Aim of the task:
Every record below should be printed exactly as it appears.

Recorded information:
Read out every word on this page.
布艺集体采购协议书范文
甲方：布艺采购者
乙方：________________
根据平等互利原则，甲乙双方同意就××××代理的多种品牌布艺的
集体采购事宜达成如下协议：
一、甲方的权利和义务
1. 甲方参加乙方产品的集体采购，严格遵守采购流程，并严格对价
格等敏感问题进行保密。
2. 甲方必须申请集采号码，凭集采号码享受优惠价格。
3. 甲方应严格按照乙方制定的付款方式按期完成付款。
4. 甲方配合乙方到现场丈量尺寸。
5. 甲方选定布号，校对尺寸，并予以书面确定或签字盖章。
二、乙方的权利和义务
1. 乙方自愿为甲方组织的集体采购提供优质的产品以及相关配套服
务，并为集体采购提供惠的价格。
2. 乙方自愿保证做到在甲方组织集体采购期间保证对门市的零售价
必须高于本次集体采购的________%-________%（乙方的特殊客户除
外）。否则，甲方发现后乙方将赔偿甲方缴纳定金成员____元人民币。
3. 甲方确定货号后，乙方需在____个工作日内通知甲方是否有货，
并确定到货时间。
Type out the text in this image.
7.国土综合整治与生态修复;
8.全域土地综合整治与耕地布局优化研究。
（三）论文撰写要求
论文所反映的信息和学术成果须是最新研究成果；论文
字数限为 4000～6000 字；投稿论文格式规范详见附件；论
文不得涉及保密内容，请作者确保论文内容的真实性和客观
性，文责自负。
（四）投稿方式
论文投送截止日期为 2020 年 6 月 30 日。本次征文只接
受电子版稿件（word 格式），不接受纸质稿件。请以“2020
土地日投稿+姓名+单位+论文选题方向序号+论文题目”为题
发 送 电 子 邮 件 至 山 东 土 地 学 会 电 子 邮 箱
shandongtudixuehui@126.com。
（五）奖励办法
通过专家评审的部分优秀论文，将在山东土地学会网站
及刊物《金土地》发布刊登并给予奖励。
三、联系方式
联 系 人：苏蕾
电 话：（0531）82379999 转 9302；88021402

Exercise solution:
Read out every word on this page.
布艺集体采购协议书范文
甲方：布艺采购者
乙方：________________
根据平等互利原则，甲乙双方同意就××××代理的多种品牌布艺的
集体采购事宜达成如下协议：
一、甲方的权利和义务
1. 甲方参加乙方产品的集体采购，严格遵守采购流程，并严格对价
格等敏感问题进行保密。
2. 甲方必须申请集采号码，凭集采号码享受优惠价格。
3. 甲方应严格按照乙方制定的付款方式按期完成付款。
4. 甲方配合乙方到现场丈量尺寸。
5. 甲方选定布号，校对尺寸，并予以书面确定或签字盖章。
二、乙方的权利和义务
1. 乙方自愿为甲方组织的集体采购提供优质的产品以及相关配套服
务，并为集体采购提供惠的价格。
2. 乙方自愿保证做到在甲方组织集体采购期间保证对门市的零售价
必须高于本次集体采购的________%-________%（乙方的特殊客户除
外）。否则，甲方发现后乙方将赔偿甲方缴纳定金成员____元人民币。
3. 甲方确定货号后，乙方需在____个工作日内通知甲方是否有货，
并确定到货时间。
Type out the text in this image.
7.国土综合整治与生态修复;
8.全域土地综合整治与耕地布局优化研究。
（三）论文撰写要求
论文所反映的信息和学术成果须是最新研究成果；论文
字数限为 4000～6000 字；投稿论文格式规范详见附件；论
文不得涉及保密内容，请作者确保论文内容的真实性和客观
性，文责自负。
（四）投稿方式
论文投送截止日期为 2020 年 6 月 30 日。本次征文只接
受电子版稿件（word 格式），不接受纸质稿件。请以“2020
土地日投稿+姓名+单位+论文选题方向序号+论文题目”为题
发 送 电 子 邮 件 至 山 东 土 地 学 会 电 子 邮 箱
shandongtudixuehui@126.com。
（五）奖励办法
通过专家评审的部分优秀论文，将在山东土地学会网站
及刊物《金土地》发布刊登并给予奖励。
三、联系方式
联 系 人：苏蕾
电 话：（0531）82379999 转 9302；88021402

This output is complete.